■ TEXT EXCERPT
The possibility of violence was not completely ruled out. By 1968, violence was emerging at football games. At the start of the 1967/68 season, Geoffrey Green wrote a column in The Times noting how hooliganism on the terraces had become a ‘universal problem’.[15]

Weary of the potential for violence, The Official Swans Supporters’ News section of the match day programme issued an appeal to notably young supporters. They were asked not to run onto the playing area during the match and requested not to throw rolls of paper onto the pitch.

The violence inside the Vetch…

Inside the Vetch, it was apparent that a small but significant minority ignored the request to behave themselves. The game was stopped for two minutes whilst seven youths were led from the ground by police. Police helmets went flying when police went into the crowd to break up a fight between groups of youths.

youths dragged from field before start of second half

Youths dragged from the pitch before the start of the second half. Western Mail, 19 February 1968, p. 1.

The violence outside the Vetch…

Away from the Vetch, violence occurred throughout the streets of Swansea. Inside Swansea market plums, tomatoes and peaches were grabbed from stalls and used as ammunition in a wave of vandalism. One young girl working in the market was injured during the violence. A nuisance was reported in the British Home Stores on Oxford Street. A group, thought to be Arsenal fans, attacked a number of programme sellers in the town. They made off with an estimated £20 worth of programmes. On reflection, Billy Lucas, Swansea manager, felt someone had to ‘crack down on this madness’.[16]

Other accounts of violence the same weekend…

On the same weekend, football related violence occurred in other parts of Britain. A friendly between Newcastle United and Glasgow Celtic saw twenty-four fans arrested in and around St. James Park. A further seventy spectators were ejected from the ground. The Fourth Round FA fixture between Tottenham and Preston at White Hart Lane saw eighteen arrests made.

Ticket stub from the Arsenal Game. For more, see the Swans100 collection on the People’s Collection of Wales.

A transformed South Wales Derby, a sign of the times… 

The emergence of football hooliganism in Swansea had a significant effect on the South Wales derby. Prior to the Arsenal cup-tie, no significant violence had occurred in meetings between Swansea and Cardiff. In the 1940s and 50s supporters of both teams watched in unsegregated zones. At worse, verbal exchanges in the form of ‘banter’, occurred between fans. United by their interest in South Walian football, no largescale violence occurred. It was not unusual for some fans to watch Swansea one weekend and Cardiff the next.

■ TASK DETAILS
Please pick up the account of football violence at the Vetch and keep writing from its last sentence. You won't need the listing for anything here.

■ GIVEN ENTRIES

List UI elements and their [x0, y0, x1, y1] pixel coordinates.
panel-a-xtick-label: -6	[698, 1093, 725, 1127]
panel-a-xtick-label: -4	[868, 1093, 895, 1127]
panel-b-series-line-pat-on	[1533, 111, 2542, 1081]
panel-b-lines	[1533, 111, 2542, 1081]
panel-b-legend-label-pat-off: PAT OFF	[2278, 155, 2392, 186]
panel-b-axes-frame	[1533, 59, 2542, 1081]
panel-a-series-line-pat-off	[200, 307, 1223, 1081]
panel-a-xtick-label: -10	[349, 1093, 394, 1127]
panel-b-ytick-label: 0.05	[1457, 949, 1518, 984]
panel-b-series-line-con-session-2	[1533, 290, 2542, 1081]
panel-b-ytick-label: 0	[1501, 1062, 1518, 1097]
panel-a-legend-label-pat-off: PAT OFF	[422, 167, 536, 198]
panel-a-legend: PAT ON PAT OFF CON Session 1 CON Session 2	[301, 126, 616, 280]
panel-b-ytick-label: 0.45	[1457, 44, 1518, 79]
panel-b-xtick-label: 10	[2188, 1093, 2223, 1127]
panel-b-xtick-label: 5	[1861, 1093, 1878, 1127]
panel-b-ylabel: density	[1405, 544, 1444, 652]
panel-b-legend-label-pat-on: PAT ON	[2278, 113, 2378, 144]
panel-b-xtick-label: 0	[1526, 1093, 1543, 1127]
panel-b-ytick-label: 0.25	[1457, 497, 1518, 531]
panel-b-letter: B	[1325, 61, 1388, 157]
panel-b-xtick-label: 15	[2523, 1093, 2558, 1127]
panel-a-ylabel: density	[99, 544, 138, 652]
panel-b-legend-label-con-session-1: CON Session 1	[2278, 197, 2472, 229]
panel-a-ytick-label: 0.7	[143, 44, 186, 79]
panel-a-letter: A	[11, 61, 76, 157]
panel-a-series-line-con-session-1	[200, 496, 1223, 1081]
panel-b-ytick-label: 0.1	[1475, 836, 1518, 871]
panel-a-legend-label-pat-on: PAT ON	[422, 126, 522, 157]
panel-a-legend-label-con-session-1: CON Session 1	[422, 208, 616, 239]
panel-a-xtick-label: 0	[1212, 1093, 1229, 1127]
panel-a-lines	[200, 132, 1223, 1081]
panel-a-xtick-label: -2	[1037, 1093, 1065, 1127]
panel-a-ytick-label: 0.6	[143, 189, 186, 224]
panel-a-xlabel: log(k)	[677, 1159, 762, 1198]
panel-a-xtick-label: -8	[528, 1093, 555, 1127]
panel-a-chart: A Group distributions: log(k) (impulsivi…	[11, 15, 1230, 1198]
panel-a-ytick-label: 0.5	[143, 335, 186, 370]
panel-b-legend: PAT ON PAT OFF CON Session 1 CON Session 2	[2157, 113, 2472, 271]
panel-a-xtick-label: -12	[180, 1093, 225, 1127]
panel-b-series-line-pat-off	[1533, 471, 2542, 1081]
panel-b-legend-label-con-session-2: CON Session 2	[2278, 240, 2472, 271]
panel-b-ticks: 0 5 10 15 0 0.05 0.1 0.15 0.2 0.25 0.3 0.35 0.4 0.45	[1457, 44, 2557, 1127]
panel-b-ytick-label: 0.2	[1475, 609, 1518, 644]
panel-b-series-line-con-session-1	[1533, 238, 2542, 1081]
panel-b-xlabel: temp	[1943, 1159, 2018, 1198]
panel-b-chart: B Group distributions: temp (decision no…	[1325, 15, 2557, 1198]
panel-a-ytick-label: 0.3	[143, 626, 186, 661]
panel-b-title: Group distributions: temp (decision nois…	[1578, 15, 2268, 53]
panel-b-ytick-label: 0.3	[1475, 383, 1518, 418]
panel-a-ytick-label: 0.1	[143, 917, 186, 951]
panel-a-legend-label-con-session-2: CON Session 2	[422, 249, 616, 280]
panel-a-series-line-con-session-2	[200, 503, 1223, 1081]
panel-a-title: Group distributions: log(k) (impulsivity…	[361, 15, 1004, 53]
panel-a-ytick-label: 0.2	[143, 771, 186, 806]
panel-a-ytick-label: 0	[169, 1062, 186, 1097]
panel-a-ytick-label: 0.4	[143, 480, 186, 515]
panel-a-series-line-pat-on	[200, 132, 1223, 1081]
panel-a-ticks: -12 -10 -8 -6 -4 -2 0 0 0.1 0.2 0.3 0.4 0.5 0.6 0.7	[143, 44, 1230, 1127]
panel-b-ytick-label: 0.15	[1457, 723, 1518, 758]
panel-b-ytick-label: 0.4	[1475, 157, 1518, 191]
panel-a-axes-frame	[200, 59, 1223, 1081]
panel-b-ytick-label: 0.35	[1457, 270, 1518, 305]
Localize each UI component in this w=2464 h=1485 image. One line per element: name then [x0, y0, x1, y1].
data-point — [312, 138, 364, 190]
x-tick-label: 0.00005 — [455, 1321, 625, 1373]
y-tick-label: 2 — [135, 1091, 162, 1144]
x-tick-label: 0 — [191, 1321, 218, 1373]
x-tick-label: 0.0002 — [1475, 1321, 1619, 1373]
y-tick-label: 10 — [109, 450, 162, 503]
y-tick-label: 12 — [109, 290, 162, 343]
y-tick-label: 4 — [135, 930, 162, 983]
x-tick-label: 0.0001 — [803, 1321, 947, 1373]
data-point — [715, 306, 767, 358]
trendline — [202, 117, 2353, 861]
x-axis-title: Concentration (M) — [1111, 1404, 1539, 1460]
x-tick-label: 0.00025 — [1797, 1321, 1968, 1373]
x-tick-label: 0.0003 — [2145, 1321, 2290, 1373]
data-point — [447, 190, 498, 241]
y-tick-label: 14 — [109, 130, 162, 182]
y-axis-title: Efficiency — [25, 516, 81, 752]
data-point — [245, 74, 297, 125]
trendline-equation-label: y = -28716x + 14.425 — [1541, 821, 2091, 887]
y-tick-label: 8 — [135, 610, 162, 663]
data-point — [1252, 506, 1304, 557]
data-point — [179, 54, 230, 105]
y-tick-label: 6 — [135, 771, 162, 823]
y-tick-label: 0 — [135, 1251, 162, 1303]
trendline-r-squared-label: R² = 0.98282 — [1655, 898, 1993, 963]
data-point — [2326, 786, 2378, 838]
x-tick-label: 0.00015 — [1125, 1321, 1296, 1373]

■ EXERCISE OUTPUT
A Division Two meeting at the Vetch between the two sides in March 1960 epitomised the friendly atmosphere. With Cardiff 3-0 up at half time, Swansea struck back in the second half to draw 3-3. Swansea player Barrie Jones commented how ‘both sets of fans clapped us off at the end… there was about four policemen in the corner of the ground and not a hint of trouble’.[17]

It was a different story when the two teams met in the two-legged Welsh cup final of 1969. The 3-1 Cardiff victory at the Vetch was overshadowed by violence. Supporters were asked not to throw missiles- an action that temporarily halted the game. On their return journey, Cardiff fans wrecked two train carriages. Windows were smashed and seats slashed. With the communications cord pulled ten times, the train arrived in Cardiff 50 minutes late.

Train damage photo vs Cardiff 1969

Part of the train carriage damage by Cardiff fans. Western Mail, 23 April 1969, p. 1.

A representative from the railway summed up the changing atmosphere of the derby. Prior to this, the railway had praised Cardiff fans for good behaviour. The representative hoped the football related vandalism would not be ‘the start of vandalism on the scale experienced elsewhere’.[18]

The return leg at Ninian Park featured further violence. Police broke up scuffles between supporters in the popular bank section of the ground. Cardiff fans attacked two coaches transporting Swansea fans. With windows smashed and dented bodywork, the damage totalled £150. The once friendly atmosphere of the South Wales derby had evidently disappeared.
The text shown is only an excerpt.